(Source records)
—————
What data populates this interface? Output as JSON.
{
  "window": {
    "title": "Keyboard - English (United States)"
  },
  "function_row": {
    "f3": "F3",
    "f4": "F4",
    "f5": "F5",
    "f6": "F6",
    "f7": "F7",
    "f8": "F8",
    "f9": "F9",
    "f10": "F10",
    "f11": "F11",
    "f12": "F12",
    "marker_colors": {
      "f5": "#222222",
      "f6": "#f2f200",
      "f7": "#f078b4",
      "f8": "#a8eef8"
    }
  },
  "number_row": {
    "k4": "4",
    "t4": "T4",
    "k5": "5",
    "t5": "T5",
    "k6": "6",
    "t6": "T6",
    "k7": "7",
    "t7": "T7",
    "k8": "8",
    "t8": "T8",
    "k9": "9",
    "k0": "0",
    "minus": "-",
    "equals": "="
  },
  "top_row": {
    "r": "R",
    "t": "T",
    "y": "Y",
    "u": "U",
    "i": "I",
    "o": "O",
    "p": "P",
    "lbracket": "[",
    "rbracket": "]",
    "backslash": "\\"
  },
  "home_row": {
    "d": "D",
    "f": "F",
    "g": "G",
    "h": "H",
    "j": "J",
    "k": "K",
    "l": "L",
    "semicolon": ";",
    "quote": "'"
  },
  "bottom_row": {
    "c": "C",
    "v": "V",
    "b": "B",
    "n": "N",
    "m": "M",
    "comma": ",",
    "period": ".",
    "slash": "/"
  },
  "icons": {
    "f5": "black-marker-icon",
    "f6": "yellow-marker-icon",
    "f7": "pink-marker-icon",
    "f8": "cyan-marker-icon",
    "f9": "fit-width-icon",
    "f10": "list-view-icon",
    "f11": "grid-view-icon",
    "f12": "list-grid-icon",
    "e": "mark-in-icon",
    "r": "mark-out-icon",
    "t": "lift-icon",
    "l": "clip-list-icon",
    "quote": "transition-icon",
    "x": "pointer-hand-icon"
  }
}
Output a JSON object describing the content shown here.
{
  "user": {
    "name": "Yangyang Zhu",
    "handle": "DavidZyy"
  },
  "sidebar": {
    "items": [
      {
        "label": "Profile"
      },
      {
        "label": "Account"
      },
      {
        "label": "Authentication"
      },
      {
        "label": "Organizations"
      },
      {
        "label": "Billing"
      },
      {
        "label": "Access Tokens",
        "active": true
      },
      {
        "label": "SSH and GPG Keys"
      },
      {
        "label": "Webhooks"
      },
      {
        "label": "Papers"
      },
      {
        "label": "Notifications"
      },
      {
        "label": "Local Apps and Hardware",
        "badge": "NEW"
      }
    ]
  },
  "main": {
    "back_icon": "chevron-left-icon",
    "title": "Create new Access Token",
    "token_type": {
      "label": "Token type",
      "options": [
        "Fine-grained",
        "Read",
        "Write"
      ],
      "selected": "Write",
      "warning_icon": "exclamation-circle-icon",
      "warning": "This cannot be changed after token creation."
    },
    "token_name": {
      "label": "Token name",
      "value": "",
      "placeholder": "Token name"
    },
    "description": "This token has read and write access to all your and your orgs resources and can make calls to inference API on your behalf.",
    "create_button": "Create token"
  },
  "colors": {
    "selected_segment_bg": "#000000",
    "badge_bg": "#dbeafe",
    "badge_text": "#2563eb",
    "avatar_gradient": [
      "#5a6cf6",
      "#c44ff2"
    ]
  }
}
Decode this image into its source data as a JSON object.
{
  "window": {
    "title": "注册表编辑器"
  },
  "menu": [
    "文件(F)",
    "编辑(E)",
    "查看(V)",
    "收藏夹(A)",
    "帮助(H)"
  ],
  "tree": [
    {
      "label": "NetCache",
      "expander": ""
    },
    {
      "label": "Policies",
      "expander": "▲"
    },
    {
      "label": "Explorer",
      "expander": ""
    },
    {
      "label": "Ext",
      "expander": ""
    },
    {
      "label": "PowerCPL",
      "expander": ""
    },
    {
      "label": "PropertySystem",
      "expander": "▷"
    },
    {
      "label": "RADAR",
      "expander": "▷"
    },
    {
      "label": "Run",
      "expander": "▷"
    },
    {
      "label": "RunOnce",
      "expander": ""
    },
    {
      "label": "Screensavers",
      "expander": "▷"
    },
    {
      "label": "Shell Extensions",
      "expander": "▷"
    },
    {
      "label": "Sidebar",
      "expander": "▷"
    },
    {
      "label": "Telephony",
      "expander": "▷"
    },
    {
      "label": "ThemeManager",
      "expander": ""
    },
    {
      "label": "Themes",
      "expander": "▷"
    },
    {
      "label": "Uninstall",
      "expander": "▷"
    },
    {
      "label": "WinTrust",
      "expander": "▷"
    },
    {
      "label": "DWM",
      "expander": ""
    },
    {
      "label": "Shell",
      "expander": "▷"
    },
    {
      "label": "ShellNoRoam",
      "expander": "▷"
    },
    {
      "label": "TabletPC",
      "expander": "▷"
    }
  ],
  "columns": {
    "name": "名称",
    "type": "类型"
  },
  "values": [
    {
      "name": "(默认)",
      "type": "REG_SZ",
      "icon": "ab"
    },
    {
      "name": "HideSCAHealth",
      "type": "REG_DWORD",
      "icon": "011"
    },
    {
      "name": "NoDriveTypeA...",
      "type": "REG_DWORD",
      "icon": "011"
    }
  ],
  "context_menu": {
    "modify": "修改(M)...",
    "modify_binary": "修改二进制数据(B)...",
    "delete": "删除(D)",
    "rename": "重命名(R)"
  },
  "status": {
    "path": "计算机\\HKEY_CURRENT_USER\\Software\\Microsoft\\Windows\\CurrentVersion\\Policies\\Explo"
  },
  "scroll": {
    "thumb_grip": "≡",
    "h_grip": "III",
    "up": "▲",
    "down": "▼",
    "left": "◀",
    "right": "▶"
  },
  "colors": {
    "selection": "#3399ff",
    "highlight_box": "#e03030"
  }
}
—————
== Work to do ==
Pull out all lines from the entries above in which the word "JSON" appears.

== Task output ==
What data populates this interface? Output as JSON.
Output a JSON object describing the content shown here.
Decode this image into its source data as a JSON object.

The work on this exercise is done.